[EXCERPTED DATA]
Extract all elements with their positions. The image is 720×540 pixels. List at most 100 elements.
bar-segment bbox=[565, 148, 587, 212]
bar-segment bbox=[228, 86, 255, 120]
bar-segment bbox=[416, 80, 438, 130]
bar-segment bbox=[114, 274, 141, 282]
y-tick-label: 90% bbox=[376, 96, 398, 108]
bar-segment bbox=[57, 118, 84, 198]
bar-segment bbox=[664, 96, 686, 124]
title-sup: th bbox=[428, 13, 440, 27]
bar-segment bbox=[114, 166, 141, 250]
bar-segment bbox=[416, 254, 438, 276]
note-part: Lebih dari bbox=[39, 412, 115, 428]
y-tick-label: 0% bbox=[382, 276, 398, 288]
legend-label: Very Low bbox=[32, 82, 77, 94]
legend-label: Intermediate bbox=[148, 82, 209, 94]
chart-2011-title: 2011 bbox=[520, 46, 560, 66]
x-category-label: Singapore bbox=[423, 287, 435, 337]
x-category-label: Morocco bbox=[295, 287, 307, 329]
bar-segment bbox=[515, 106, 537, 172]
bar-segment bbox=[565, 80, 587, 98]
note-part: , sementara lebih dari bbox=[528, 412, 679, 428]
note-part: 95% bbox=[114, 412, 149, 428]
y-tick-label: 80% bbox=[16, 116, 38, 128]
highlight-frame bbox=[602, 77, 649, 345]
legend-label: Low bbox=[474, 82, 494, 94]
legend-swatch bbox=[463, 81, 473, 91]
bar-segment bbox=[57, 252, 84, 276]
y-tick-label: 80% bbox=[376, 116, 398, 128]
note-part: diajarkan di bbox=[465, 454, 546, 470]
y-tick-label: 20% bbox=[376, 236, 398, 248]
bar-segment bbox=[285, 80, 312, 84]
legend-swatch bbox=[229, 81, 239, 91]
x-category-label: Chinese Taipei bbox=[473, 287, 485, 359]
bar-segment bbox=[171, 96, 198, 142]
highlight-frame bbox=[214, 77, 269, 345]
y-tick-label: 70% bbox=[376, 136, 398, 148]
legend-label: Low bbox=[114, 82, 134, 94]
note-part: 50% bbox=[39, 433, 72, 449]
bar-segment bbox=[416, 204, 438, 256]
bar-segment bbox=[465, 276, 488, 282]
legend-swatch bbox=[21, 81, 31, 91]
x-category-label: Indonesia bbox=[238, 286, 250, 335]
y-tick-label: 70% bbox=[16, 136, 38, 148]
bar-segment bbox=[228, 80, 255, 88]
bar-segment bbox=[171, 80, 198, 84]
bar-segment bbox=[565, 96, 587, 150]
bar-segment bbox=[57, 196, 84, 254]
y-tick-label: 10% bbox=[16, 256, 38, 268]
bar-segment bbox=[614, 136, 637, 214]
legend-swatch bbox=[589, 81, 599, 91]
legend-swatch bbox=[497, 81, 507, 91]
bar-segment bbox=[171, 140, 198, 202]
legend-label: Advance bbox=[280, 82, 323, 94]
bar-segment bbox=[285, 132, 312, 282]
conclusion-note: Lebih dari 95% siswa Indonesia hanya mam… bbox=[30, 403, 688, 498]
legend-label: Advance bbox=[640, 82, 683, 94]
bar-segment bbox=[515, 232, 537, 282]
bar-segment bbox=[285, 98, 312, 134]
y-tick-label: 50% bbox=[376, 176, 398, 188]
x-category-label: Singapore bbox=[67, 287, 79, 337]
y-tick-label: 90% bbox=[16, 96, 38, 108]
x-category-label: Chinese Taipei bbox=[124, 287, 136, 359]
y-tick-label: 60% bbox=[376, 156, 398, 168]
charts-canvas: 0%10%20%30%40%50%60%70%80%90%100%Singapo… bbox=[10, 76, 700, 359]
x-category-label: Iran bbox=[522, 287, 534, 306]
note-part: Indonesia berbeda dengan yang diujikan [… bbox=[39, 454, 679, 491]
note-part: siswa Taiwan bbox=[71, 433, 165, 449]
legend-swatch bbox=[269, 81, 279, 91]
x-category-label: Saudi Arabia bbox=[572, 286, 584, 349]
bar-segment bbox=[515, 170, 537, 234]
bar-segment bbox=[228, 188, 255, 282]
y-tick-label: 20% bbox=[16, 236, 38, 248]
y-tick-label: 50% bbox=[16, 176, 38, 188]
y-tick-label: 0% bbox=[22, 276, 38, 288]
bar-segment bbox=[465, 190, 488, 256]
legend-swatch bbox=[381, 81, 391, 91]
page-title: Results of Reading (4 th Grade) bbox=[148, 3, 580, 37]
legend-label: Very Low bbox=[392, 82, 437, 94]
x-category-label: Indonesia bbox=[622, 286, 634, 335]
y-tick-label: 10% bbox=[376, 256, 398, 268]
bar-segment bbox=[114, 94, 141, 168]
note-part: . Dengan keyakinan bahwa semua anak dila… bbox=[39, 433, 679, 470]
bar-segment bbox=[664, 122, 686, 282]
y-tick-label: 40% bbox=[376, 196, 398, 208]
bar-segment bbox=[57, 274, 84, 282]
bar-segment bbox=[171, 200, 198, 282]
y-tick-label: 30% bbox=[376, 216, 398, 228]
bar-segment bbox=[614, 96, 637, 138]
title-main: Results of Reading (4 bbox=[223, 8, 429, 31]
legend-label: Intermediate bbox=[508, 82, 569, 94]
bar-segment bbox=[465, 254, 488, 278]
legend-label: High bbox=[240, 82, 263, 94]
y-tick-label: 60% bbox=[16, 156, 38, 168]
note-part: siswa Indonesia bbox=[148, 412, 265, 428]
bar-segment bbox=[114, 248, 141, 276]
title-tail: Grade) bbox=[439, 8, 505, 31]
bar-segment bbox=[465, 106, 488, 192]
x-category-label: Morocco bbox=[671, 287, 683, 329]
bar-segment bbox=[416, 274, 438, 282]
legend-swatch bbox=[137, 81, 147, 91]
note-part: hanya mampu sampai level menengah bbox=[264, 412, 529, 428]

---

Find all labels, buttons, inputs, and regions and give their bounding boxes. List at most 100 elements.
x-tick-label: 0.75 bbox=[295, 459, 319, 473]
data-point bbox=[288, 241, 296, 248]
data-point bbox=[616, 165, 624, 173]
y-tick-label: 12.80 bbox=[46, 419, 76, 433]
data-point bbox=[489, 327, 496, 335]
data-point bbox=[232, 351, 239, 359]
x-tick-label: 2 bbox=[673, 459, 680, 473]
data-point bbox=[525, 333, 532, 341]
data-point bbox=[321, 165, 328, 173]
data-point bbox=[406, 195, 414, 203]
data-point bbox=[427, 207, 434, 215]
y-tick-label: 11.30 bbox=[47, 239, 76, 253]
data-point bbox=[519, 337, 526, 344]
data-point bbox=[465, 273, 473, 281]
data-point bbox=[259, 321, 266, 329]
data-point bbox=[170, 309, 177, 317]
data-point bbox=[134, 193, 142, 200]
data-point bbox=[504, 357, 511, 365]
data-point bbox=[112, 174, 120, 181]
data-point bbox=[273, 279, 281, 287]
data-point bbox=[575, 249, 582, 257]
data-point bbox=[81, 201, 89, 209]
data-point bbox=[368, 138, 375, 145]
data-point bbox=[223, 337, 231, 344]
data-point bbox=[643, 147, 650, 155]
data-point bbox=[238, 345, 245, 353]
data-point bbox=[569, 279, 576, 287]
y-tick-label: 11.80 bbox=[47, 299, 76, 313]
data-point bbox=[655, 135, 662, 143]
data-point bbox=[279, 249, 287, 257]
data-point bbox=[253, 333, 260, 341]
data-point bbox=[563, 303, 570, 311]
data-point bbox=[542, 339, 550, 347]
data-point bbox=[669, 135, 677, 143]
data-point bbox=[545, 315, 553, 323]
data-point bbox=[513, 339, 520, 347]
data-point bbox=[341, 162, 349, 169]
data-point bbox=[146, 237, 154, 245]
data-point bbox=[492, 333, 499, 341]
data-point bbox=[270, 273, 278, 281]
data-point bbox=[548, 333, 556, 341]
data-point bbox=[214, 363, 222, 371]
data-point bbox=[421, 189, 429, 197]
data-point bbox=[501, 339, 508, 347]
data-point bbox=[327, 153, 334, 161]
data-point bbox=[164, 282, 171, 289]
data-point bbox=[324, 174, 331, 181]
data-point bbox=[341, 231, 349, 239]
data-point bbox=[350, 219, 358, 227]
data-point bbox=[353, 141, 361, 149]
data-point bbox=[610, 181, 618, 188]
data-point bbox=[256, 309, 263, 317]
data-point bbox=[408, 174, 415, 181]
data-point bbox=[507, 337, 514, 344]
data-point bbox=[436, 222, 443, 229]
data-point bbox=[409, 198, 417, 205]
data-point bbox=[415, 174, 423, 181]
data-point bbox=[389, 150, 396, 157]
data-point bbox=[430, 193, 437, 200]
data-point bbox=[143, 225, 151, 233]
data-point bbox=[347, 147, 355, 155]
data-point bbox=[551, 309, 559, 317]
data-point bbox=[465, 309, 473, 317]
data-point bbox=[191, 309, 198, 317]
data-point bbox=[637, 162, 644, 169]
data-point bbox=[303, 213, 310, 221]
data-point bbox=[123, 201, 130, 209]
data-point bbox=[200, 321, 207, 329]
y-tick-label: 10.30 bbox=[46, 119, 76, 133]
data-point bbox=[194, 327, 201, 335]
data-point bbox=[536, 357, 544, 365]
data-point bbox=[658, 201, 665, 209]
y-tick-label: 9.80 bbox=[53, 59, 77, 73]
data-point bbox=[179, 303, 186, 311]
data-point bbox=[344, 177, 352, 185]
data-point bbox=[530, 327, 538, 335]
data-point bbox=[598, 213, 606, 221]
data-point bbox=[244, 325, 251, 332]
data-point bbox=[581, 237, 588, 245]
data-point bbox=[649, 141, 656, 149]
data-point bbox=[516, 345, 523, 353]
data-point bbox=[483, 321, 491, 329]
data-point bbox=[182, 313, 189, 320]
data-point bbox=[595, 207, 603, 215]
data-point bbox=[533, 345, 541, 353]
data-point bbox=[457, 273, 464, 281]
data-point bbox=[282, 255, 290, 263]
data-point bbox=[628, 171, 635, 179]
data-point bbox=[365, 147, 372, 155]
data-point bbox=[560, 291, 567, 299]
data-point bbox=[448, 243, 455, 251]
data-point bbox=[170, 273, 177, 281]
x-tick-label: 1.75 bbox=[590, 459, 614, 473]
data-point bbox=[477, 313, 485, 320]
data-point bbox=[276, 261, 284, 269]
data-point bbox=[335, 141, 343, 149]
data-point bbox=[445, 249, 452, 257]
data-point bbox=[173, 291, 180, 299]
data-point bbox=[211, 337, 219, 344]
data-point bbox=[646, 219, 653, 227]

[INSTRUCTION]
Pick out every line of the items above that contains the string "siswa", and copy each of those lines in full.

[RESPONSE FOR THIS EXERCISE]
conclusion-note: Lebih dari 95% siswa Indonesia hanya mam… bbox=[30, 403, 688, 498]
note-part: siswa Taiwan bbox=[71, 433, 165, 449]
note-part: siswa Indonesia bbox=[148, 412, 265, 428]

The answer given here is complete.